<<<<
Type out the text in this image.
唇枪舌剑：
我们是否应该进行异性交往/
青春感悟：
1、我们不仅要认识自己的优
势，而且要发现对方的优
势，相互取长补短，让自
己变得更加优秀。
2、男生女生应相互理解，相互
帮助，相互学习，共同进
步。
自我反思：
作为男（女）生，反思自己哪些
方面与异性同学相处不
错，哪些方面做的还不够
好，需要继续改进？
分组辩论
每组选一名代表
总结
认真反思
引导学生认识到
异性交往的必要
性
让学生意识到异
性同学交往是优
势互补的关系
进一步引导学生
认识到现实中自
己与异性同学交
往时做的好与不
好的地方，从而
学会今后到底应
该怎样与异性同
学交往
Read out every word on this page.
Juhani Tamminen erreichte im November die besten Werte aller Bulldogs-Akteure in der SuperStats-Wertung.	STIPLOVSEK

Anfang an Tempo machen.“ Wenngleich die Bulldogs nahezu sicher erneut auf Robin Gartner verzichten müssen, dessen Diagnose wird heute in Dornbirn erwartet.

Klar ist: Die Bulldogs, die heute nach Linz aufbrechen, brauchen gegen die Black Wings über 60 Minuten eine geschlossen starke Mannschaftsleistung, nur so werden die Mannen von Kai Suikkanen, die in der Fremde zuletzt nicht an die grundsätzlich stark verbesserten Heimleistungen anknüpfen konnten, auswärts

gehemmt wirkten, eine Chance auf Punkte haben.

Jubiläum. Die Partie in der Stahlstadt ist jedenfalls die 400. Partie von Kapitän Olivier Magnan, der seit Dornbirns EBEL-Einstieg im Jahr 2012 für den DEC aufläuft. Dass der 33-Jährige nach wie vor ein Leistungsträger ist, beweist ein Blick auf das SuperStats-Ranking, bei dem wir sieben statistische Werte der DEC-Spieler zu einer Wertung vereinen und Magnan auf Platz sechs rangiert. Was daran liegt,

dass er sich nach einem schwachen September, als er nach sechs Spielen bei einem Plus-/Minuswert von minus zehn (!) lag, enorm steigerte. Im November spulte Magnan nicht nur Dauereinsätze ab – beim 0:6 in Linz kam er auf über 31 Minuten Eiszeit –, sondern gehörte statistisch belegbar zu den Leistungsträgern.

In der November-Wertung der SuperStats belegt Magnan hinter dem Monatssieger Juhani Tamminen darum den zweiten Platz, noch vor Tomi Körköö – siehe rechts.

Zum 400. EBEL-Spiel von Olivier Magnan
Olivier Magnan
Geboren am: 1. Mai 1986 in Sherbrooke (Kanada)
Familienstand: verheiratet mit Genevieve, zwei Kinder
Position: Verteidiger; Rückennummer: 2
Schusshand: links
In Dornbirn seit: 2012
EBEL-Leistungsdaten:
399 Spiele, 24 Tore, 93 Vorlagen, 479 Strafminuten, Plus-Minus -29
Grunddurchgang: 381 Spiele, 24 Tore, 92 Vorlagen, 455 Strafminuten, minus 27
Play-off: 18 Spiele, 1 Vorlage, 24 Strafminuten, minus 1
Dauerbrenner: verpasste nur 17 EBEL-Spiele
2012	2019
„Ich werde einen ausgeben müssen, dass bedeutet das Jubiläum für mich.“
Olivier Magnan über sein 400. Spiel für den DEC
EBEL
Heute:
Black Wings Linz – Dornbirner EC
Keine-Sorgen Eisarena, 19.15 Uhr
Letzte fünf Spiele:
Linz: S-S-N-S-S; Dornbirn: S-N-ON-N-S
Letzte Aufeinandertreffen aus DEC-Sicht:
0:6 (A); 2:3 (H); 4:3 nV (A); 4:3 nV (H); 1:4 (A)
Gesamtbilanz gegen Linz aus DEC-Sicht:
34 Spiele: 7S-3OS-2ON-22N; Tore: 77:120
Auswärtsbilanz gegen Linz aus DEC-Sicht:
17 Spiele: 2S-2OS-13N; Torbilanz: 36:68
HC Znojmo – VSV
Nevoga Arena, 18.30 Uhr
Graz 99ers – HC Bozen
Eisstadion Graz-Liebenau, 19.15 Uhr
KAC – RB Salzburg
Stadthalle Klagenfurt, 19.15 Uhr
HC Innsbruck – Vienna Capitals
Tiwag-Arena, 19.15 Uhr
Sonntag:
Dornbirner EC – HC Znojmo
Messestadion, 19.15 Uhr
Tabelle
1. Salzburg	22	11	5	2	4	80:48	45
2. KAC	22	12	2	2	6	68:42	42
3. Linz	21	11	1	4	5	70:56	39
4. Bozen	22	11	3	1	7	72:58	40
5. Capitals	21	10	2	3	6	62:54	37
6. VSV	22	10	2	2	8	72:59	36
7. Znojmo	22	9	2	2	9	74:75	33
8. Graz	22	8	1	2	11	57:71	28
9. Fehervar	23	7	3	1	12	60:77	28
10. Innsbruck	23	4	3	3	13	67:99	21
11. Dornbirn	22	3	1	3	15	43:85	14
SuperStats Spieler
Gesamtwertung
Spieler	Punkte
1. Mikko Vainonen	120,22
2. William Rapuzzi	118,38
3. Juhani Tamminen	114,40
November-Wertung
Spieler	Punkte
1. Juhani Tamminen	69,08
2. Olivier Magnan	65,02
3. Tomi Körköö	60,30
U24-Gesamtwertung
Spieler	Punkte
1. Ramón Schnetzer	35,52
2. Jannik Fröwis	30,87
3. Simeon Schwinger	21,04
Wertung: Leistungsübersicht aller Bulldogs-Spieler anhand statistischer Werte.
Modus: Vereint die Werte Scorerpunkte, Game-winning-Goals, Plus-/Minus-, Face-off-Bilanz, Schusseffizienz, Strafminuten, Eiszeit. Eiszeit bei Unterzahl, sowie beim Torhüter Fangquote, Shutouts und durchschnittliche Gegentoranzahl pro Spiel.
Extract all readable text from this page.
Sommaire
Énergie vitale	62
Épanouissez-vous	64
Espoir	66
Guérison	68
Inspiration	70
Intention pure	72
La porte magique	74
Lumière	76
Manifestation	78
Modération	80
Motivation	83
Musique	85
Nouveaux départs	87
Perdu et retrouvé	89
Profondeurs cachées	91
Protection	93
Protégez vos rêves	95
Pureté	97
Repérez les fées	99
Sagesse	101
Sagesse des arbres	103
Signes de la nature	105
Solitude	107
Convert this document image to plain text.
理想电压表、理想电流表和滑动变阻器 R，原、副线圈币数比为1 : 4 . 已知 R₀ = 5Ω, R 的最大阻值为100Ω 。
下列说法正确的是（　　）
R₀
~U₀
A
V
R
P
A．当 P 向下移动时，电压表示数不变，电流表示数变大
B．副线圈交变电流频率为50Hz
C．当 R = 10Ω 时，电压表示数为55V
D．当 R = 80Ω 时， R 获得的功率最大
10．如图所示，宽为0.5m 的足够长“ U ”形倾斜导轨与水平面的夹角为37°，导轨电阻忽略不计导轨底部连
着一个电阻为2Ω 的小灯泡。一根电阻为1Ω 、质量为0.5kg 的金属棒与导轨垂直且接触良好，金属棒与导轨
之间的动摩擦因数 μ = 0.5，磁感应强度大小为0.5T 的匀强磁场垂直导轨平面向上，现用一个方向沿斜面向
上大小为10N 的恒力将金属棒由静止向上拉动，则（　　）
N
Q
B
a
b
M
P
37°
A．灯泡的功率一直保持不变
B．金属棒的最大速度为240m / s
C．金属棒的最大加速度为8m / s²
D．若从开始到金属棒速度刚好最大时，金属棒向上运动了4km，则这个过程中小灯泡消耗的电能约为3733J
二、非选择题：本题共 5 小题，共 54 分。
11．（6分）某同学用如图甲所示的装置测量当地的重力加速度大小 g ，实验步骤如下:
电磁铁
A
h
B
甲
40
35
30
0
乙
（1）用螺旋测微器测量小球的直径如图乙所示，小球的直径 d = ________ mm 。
>>>>
> PROMPT
All of the entries above should be written out again exactly.

> PROBLEM SOLUTION
Type out the text in this image.
唇枪舌剑：
我们是否应该进行异性交往/
青春感悟：
1、我们不仅要认识自己的优
势，而且要发现对方的优
势，相互取长补短，让自
己变得更加优秀。
2、男生女生应相互理解，相互
帮助，相互学习，共同进
步。
自我反思：
作为男（女）生，反思自己哪些
方面与异性同学相处不
错，哪些方面做的还不够
好，需要继续改进？
分组辩论
每组选一名代表
总结
认真反思
引导学生认识到
异性交往的必要
性
让学生意识到异
性同学交往是优
势互补的关系
进一步引导学生
认识到现实中自
己与异性同学交
往时做的好与不
好的地方，从而
学会今后到底应
该怎样与异性同
学交往
Read out every word on this page.
Juhani Tamminen erreichte im November die besten Werte aller Bulldogs-Akteure in der SuperStats-Wertung.	STIPLOVSEK

Anfang an Tempo machen.“ Wenngleich die Bulldogs nahezu sicher erneut auf Robin Gartner verzichten müssen, dessen Diagnose wird heute in Dornbirn erwartet.

Klar ist: Die Bulldogs, die heute nach Linz aufbrechen, brauchen gegen die Black Wings über 60 Minuten eine geschlossen starke Mannschaftsleistung, nur so werden die Mannen von Kai Suikkanen, die in der Fremde zuletzt nicht an die grundsätzlich stark verbesserten Heimleistungen anknüpfen konnten, auswärts

gehemmt wirkten, eine Chance auf Punkte haben.

Jubiläum. Die Partie in der Stahlstadt ist jedenfalls die 400. Partie von Kapitän Olivier Magnan, der seit Dornbirns EBEL-Einstieg im Jahr 2012 für den DEC aufläuft. Dass der 33-Jährige nach wie vor ein Leistungsträger ist, beweist ein Blick auf das SuperStats-Ranking, bei dem wir sieben statistische Werte der DEC-Spieler zu einer Wertung vereinen und Magnan auf Platz sechs rangiert. Was daran liegt,

dass er sich nach einem schwachen September, als er nach sechs Spielen bei einem Plus-/Minuswert von minus zehn (!) lag, enorm steigerte. Im November spulte Magnan nicht nur Dauereinsätze ab – beim 0:6 in Linz kam er auf über 31 Minuten Eiszeit –, sondern gehörte statistisch belegbar zu den Leistungsträgern.

In der November-Wertung der SuperStats belegt Magnan hinter dem Monatssieger Juhani Tamminen darum den zweiten Platz, noch vor Tomi Körköö – siehe rechts.

Zum 400. EBEL-Spiel von Olivier Magnan
Olivier Magnan
Geboren am: 1. Mai 1986 in Sherbrooke (Kanada)
Familienstand: verheiratet mit Genevieve, zwei Kinder
Position: Verteidiger; Rückennummer: 2
Schusshand: links
In Dornbirn seit: 2012
EBEL-Leistungsdaten:
399 Spiele, 24 Tore, 93 Vorlagen, 479 Strafminuten, Plus-Minus -29
Grunddurchgang: 381 Spiele, 24 Tore, 92 Vorlagen, 455 Strafminuten, minus 27
Play-off: 18 Spiele, 1 Vorlage, 24 Strafminuten, minus 1
Dauerbrenner: verpasste nur 17 EBEL-Spiele
2012	2019
„Ich werde einen ausgeben müssen, dass bedeutet das Jubiläum für mich.“
Olivier Magnan über sein 400. Spiel für den DEC
EBEL
Heute:
Black Wings Linz – Dornbirner EC
Keine-Sorgen Eisarena, 19.15 Uhr
Letzte fünf Spiele:
Linz: S-S-N-S-S; Dornbirn: S-N-ON-N-S
Letzte Aufeinandertreffen aus DEC-Sicht:
0:6 (A); 2:3 (H); 4:3 nV (A); 4:3 nV (H); 1:4 (A)
Gesamtbilanz gegen Linz aus DEC-Sicht:
34 Spiele: 7S-3OS-2ON-22N; Tore: 77:120
Auswärtsbilanz gegen Linz aus DEC-Sicht:
17 Spiele: 2S-2OS-13N; Torbilanz: 36:68
HC Znojmo – VSV
Nevoga Arena, 18.30 Uhr
Graz 99ers – HC Bozen
Eisstadion Graz-Liebenau, 19.15 Uhr
KAC – RB Salzburg
Stadthalle Klagenfurt, 19.15 Uhr
HC Innsbruck – Vienna Capitals
Tiwag-Arena, 19.15 Uhr
Sonntag:
Dornbirner EC – HC Znojmo
Messestadion, 19.15 Uhr
Tabelle
1. Salzburg	22	11	5	2	4	80:48	45
2. KAC	22	12	2	2	6	68:42	42
3. Linz	21	11	1	4	5	70:56	39
4. Bozen	22	11	3	1	7	72:58	40
5. Capitals	21	10	2	3	6	62:54	37
6. VSV	22	10	2	2	8	72:59	36
7. Znojmo	22	9	2	2	9	74:75	33
8. Graz	22	8	1	2	11	57:71	28
9. Fehervar	23	7	3	1	12	60:77	28
10. Innsbruck	23	4	3	3	13	67:99	21
11. Dornbirn	22	3	1	3	15	43:85	14
SuperStats Spieler
Gesamtwertung
Spieler	Punkte
1. Mikko Vainonen	120,22
2. William Rapuzzi	118,38
3. Juhani Tamminen	114,40
November-Wertung
Spieler	Punkte
1. Juhani Tamminen	69,08
2. Olivier Magnan	65,02
3. Tomi Körköö	60,30
U24-Gesamtwertung
Spieler	Punkte
1. Ramón Schnetzer	35,52
2. Jannik Fröwis	30,87
3. Simeon Schwinger	21,04
Wertung: Leistungsübersicht aller Bulldogs-Spieler anhand statistischer Werte.
Modus: Vereint die Werte Scorerpunkte, Game-winning-Goals, Plus-/Minus-, Face-off-Bilanz, Schusseffizienz, Strafminuten, Eiszeit. Eiszeit bei Unterzahl, sowie beim Torhüter Fangquote, Shutouts und durchschnittliche Gegentoranzahl pro Spiel.
Extract all readable text from this page.
Sommaire
Énergie vitale	62
Épanouissez-vous	64
Espoir	66
Guérison	68
Inspiration	70
Intention pure	72
La porte magique	74
Lumière	76
Manifestation	78
Modération	80
Motivation	83
Musique	85
Nouveaux départs	87
Perdu et retrouvé	89
Profondeurs cachées	91
Protection	93
Protégez vos rêves	95
Pureté	97
Repérez les fées	99
Sagesse	101
Sagesse des arbres	103
Signes de la nature	105
Solitude	107
Convert this document image to plain text.
理想电压表、理想电流表和滑动变阻器 R，原、副线圈币数比为1 : 4 . 已知 R₀ = 5Ω, R 的最大阻值为100Ω 。
下列说法正确的是（　　）
R₀
~U₀
A
V
R
P
A．当 P 向下移动时，电压表示数不变，电流表示数变大
B．副线圈交变电流频率为50Hz
C．当 R = 10Ω 时，电压表示数为55V
D．当 R = 80Ω 时， R 获得的功率最大
10．如图所示，宽为0.5m 的足够长“ U ”形倾斜导轨与水平面的夹角为37°，导轨电阻忽略不计导轨底部连
着一个电阻为2Ω 的小灯泡。一根电阻为1Ω 、质量为0.5kg 的金属棒与导轨垂直且接触良好，金属棒与导轨
之间的动摩擦因数 μ = 0.5，磁感应强度大小为0.5T 的匀强磁场垂直导轨平面向上，现用一个方向沿斜面向
上大小为10N 的恒力将金属棒由静止向上拉动，则（　　）
N
Q
B
a
b
M
P
37°
A．灯泡的功率一直保持不变
B．金属棒的最大速度为240m / s
C．金属棒的最大加速度为8m / s²
D．若从开始到金属棒速度刚好最大时，金属棒向上运动了4km，则这个过程中小灯泡消耗的电能约为3733J
二、非选择题：本题共 5 小题，共 54 分。
11．（6分）某同学用如图甲所示的装置测量当地的重力加速度大小 g ，实验步骤如下:
电磁铁
A
h
B
甲
40
35
30
0
乙
（1）用螺旋测微器测量小球的直径如图乙所示，小球的直径 d = ________ mm 。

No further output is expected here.